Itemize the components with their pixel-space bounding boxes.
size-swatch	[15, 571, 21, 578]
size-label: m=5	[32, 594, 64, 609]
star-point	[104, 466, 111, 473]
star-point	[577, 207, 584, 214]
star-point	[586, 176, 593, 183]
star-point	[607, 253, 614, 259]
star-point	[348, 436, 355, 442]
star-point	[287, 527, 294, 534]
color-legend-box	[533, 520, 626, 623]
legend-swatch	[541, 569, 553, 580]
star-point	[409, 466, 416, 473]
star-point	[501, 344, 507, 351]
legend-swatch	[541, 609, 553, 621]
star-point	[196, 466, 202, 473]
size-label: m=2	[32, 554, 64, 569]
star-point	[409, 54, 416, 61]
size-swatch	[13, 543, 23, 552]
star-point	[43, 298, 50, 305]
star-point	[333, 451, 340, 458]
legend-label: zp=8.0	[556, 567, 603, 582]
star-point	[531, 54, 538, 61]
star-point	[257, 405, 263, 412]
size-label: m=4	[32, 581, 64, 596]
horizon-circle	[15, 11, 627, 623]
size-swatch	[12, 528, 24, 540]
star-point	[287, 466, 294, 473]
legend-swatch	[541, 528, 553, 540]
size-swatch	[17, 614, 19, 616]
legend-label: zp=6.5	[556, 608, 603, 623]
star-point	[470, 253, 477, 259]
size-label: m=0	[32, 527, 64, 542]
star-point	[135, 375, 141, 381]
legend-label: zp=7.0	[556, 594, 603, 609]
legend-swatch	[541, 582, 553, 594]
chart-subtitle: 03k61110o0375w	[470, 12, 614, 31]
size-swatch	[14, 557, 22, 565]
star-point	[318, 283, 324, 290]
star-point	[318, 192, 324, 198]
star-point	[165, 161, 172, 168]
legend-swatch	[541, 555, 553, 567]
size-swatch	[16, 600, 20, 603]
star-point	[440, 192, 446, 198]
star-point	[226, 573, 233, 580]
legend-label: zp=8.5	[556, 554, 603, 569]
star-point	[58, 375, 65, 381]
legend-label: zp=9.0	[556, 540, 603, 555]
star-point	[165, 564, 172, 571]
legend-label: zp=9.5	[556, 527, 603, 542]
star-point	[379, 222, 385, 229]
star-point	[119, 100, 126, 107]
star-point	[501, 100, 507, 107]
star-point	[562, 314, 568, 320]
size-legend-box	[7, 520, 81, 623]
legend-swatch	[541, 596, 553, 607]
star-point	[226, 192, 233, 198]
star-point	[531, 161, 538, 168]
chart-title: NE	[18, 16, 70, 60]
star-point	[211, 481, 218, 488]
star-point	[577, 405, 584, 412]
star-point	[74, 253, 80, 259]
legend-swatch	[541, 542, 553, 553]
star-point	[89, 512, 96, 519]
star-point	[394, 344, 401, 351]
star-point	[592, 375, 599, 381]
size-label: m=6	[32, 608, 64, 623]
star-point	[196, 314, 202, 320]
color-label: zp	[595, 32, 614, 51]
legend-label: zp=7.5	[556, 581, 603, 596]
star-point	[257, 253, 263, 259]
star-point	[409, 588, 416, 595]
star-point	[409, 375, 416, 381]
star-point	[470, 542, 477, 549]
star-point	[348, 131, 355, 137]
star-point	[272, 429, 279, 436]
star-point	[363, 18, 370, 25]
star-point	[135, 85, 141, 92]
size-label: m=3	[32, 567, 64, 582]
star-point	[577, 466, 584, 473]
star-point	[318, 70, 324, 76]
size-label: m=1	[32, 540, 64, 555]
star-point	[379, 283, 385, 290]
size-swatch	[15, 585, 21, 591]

* * *

:: Exercise directions ::
Please render the items as a numbered list, from the first line through the line that contains "54, 416, 61]". Leave out blank lines.

:: Answer ::
1. Itemize the components with their pixel-space bounding boxes.
2. size-swatch	[15, 571, 21, 578]
3. size-label: m=5	[32, 594, 64, 609]
4. star-point	[104, 466, 111, 473]
5. star-point	[577, 207, 584, 214]
6. star-point	[586, 176, 593, 183]
7. star-point	[607, 253, 614, 259]
8. star-point	[348, 436, 355, 442]
9. star-point	[287, 527, 294, 534]
10. color-legend-box	[533, 520, 626, 623]
11. legend-swatch	[541, 569, 553, 580]
12. star-point	[409, 466, 416, 473]
13. star-point	[501, 344, 507, 351]
14. legend-swatch	[541, 609, 553, 621]
15. star-point	[196, 466, 202, 473]
16. size-label: m=2	[32, 554, 64, 569]
17. star-point	[409, 54, 416, 61]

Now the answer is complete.